> _What is needed_:
Scan the material that follows. Copy every line containing the word "Psalm".

> _Source data_:
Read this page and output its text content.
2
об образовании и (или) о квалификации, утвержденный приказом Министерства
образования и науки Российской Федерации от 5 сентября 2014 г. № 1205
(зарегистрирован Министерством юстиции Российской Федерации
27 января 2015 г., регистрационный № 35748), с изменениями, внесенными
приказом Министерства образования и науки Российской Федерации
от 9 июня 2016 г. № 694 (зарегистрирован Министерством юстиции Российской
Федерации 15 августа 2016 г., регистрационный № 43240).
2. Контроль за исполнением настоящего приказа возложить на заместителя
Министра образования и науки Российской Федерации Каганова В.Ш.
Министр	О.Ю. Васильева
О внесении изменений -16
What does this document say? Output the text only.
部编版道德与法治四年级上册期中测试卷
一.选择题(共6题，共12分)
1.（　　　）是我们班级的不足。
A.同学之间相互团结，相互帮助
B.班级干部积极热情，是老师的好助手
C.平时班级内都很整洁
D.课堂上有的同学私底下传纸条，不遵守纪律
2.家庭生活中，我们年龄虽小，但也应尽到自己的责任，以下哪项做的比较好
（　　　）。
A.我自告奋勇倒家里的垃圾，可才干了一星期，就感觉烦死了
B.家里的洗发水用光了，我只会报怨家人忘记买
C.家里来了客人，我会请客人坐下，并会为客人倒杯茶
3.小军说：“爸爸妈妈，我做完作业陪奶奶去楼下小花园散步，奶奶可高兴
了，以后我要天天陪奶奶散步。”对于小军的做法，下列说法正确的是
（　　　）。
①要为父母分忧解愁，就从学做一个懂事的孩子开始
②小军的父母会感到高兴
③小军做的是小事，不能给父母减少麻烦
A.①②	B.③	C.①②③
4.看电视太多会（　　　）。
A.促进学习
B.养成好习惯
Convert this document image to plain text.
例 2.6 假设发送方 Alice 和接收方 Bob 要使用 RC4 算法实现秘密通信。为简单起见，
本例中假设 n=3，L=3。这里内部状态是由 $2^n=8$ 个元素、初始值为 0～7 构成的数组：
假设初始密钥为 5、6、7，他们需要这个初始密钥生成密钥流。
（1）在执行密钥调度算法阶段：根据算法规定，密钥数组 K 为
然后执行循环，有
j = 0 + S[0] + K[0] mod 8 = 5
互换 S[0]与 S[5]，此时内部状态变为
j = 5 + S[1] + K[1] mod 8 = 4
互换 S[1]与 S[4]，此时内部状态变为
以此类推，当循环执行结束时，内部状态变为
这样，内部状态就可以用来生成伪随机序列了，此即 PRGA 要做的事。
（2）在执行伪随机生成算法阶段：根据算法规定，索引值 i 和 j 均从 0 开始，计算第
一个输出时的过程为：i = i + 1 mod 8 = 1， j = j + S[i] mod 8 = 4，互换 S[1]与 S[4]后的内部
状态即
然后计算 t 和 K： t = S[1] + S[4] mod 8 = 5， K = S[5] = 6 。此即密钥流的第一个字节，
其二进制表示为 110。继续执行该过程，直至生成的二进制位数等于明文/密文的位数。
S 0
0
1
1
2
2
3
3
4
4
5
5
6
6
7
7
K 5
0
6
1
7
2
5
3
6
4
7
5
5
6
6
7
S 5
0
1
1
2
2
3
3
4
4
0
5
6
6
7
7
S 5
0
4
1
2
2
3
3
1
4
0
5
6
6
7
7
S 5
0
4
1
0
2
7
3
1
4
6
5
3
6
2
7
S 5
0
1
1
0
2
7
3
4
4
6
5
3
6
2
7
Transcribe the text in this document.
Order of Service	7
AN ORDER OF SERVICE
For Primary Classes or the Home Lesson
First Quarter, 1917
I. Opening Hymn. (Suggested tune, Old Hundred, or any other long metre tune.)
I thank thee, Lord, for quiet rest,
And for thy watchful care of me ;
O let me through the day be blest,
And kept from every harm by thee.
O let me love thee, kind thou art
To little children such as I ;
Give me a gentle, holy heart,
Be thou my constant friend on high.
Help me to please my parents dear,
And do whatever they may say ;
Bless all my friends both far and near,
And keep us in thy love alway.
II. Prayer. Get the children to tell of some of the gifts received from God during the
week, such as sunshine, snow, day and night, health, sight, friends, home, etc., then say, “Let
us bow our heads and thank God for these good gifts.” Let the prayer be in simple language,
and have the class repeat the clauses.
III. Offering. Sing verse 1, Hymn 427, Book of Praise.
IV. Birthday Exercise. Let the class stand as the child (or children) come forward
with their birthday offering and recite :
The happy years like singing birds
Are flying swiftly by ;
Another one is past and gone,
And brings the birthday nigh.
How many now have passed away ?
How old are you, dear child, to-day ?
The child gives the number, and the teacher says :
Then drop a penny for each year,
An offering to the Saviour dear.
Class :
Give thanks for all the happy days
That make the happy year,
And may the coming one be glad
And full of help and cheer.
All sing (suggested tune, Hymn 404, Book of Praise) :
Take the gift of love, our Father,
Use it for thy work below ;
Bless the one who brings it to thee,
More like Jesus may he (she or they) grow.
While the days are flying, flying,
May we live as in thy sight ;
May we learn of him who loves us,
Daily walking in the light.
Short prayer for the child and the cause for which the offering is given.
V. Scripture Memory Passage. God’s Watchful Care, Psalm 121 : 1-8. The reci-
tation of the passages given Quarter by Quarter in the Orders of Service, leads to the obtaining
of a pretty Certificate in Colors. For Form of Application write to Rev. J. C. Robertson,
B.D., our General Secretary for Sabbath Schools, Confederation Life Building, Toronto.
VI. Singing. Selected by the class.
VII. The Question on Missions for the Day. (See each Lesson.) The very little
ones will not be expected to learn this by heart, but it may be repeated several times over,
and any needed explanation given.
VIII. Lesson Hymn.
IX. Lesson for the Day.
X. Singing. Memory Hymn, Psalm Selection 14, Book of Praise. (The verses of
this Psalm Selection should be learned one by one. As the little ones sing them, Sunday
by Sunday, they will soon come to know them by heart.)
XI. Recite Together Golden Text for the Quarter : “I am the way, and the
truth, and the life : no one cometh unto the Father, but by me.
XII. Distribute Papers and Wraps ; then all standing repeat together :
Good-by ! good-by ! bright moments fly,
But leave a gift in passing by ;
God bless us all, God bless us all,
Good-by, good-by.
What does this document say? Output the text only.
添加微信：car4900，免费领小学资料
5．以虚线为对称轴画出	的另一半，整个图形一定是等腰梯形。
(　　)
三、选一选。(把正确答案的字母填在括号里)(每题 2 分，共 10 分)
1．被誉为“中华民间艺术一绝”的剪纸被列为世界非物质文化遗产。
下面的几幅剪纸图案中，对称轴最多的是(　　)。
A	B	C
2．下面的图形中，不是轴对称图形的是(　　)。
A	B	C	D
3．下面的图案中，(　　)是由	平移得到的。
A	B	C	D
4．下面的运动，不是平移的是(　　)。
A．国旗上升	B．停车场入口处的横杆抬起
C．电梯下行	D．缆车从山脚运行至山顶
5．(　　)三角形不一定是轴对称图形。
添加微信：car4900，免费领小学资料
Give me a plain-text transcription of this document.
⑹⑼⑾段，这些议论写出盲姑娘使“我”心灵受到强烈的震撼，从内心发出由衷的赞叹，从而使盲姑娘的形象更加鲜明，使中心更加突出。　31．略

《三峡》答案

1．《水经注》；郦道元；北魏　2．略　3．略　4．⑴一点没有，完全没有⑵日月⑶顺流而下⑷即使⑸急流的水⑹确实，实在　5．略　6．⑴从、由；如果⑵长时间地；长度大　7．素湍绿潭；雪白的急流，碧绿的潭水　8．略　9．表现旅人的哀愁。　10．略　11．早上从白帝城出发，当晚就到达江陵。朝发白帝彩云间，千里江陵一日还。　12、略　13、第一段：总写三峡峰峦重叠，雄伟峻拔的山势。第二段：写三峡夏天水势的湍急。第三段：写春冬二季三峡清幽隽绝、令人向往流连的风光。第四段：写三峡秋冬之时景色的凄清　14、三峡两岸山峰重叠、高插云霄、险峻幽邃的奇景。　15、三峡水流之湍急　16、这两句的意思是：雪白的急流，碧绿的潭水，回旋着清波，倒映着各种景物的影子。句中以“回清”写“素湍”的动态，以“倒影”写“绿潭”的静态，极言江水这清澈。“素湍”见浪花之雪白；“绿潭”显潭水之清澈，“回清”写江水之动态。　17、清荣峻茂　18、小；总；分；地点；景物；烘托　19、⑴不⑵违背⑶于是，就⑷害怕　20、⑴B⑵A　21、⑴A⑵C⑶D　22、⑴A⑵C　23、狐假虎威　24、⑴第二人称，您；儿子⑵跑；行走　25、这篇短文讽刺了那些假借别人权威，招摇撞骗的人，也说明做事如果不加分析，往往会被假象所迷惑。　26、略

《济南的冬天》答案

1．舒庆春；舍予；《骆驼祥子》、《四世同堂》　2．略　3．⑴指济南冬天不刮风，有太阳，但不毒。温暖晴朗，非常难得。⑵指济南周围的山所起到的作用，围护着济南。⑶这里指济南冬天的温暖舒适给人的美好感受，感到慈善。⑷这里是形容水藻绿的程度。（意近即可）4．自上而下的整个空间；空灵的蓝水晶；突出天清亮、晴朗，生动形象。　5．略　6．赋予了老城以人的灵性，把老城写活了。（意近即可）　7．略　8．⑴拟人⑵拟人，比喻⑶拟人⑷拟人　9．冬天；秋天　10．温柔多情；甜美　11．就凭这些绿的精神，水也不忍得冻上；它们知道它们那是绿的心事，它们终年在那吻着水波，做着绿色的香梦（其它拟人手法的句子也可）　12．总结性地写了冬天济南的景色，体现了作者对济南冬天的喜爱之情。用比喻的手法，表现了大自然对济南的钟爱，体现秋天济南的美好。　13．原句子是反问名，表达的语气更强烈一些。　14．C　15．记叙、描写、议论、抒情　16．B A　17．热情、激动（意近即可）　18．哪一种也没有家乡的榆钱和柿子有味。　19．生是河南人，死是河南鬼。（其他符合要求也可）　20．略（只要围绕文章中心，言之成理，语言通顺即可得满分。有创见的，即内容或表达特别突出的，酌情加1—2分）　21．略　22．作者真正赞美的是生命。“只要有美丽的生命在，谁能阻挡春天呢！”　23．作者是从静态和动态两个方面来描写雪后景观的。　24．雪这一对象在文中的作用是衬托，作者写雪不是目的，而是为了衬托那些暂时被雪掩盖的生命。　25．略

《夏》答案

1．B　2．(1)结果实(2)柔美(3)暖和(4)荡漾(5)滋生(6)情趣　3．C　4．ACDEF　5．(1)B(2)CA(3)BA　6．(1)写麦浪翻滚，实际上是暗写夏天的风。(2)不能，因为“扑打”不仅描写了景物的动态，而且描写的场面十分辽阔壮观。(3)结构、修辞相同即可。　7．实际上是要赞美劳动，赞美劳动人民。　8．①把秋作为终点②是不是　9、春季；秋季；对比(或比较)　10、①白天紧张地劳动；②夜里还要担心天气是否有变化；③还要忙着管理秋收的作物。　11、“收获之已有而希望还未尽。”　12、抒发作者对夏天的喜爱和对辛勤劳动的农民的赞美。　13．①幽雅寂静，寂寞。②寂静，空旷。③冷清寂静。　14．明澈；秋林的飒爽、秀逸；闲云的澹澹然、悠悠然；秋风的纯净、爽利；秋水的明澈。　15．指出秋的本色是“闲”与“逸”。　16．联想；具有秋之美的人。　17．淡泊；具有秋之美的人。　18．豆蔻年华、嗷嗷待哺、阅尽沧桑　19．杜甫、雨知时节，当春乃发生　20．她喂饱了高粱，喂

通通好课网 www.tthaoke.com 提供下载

> _Problem solution_:
V. Scripture Memory Passage. God’s Watchful Care, Psalm 121 : 1-8. The reci-
X. Singing. Memory Hymn, Psalm Selection 14, Book of Praise. (The verses of
this Psalm Selection should be learned one by one. As the little ones sing them, Sunday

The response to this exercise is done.